Record set.

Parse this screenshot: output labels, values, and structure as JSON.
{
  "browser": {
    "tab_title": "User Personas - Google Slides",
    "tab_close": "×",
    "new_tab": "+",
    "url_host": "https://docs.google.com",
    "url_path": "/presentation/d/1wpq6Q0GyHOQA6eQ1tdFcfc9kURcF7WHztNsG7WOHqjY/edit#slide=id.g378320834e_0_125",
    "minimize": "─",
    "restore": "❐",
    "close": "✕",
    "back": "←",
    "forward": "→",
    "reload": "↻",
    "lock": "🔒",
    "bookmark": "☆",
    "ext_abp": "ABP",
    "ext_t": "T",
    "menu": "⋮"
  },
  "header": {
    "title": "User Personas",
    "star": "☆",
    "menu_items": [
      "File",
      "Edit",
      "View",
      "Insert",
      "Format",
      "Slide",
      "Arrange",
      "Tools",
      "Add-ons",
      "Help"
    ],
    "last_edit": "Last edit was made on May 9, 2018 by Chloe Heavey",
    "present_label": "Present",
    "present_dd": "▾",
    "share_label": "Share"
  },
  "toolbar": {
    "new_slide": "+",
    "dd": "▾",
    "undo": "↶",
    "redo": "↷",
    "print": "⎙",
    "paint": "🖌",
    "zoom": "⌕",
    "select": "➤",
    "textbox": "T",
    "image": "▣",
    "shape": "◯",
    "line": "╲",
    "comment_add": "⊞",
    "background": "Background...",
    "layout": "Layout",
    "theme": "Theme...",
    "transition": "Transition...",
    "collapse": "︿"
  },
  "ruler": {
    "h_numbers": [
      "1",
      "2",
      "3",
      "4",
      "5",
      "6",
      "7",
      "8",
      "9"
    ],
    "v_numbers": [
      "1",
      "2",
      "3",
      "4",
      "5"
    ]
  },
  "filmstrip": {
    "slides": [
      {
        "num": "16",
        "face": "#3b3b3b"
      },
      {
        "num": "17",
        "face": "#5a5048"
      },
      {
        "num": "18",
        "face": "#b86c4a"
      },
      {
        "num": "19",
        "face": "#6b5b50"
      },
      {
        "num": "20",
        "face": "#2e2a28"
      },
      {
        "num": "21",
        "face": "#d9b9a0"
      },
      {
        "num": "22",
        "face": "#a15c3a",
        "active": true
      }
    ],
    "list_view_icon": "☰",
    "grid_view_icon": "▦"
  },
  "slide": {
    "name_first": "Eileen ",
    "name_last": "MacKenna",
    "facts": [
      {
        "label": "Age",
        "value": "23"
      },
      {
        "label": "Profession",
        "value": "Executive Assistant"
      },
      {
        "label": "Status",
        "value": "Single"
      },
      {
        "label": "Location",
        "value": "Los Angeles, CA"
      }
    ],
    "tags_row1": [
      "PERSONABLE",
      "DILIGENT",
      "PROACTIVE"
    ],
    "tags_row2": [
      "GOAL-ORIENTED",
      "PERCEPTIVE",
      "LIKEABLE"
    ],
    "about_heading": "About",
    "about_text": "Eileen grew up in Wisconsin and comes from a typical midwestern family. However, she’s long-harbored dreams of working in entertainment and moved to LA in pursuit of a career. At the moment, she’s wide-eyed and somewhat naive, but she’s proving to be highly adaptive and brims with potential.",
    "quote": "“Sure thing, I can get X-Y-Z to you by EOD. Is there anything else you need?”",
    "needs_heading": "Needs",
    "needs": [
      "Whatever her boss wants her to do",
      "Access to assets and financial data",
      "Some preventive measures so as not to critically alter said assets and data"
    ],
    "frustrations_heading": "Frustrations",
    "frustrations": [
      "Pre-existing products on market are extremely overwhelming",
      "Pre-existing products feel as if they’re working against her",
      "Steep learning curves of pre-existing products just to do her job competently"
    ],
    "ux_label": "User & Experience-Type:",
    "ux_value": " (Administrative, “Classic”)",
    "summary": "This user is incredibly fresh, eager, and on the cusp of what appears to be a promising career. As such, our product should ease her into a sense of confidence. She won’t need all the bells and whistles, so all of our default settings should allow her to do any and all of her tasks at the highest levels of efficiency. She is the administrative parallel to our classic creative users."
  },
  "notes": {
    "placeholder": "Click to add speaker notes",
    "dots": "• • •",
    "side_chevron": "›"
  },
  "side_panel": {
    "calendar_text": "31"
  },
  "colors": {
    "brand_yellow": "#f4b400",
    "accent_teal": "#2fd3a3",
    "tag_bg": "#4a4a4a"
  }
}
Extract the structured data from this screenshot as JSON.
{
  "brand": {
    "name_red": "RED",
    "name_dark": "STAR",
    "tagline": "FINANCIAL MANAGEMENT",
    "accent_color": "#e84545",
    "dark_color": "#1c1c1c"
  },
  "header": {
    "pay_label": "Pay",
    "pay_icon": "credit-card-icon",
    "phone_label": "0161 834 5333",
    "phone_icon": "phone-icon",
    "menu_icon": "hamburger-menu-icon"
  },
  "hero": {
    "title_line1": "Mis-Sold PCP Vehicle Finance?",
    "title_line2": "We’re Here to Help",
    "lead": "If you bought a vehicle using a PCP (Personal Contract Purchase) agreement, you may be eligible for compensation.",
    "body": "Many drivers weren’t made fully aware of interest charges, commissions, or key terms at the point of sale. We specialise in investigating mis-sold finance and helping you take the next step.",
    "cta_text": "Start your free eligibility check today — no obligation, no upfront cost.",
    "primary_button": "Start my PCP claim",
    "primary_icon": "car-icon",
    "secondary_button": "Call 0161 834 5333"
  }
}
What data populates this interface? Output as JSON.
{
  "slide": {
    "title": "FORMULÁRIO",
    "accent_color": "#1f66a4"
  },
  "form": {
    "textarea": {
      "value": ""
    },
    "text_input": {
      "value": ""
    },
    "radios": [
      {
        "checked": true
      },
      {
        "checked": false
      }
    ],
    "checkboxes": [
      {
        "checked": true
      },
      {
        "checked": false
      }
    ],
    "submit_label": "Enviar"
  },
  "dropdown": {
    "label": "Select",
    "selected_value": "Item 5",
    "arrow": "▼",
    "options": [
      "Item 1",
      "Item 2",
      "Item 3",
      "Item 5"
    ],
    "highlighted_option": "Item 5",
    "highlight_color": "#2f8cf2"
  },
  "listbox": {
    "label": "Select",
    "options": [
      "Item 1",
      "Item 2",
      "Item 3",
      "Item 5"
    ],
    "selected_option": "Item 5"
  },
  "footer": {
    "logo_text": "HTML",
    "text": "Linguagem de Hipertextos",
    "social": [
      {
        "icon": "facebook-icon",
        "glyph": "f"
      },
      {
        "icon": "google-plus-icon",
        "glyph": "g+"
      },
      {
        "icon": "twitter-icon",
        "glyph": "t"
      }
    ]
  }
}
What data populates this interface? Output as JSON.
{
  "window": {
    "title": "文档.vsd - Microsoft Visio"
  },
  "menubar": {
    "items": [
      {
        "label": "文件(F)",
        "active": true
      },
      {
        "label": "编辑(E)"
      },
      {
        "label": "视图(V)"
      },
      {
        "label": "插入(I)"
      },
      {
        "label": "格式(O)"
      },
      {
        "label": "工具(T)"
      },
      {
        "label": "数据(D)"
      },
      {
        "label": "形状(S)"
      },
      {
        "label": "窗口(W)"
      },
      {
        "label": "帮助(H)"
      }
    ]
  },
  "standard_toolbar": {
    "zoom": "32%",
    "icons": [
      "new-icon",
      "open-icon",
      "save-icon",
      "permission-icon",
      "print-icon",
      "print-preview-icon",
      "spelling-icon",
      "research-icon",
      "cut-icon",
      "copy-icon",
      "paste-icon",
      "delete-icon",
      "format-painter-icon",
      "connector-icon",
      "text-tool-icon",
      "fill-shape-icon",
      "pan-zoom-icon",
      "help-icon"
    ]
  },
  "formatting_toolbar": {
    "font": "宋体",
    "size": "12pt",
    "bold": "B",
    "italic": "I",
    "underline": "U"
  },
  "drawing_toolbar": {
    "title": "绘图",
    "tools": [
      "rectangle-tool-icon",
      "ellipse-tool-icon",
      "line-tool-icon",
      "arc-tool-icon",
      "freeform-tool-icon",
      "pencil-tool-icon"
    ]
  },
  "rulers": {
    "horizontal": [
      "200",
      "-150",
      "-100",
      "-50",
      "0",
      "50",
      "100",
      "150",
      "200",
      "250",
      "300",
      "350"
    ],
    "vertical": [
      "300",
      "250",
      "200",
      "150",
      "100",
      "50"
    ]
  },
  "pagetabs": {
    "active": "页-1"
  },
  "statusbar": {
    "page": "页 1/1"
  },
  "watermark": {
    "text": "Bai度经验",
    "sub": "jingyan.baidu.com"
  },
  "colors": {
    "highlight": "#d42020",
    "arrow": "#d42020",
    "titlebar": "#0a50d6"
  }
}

Request. Extract, from the listing above, every line where the string "JSON" occurs.

Solution for this exercise.
Parse this screenshot: output labels, values, and structure as JSON.
Extract the structured data from this screenshot as JSON.
What data populates this interface? Output as JSON.
What data populates this interface? Output as JSON.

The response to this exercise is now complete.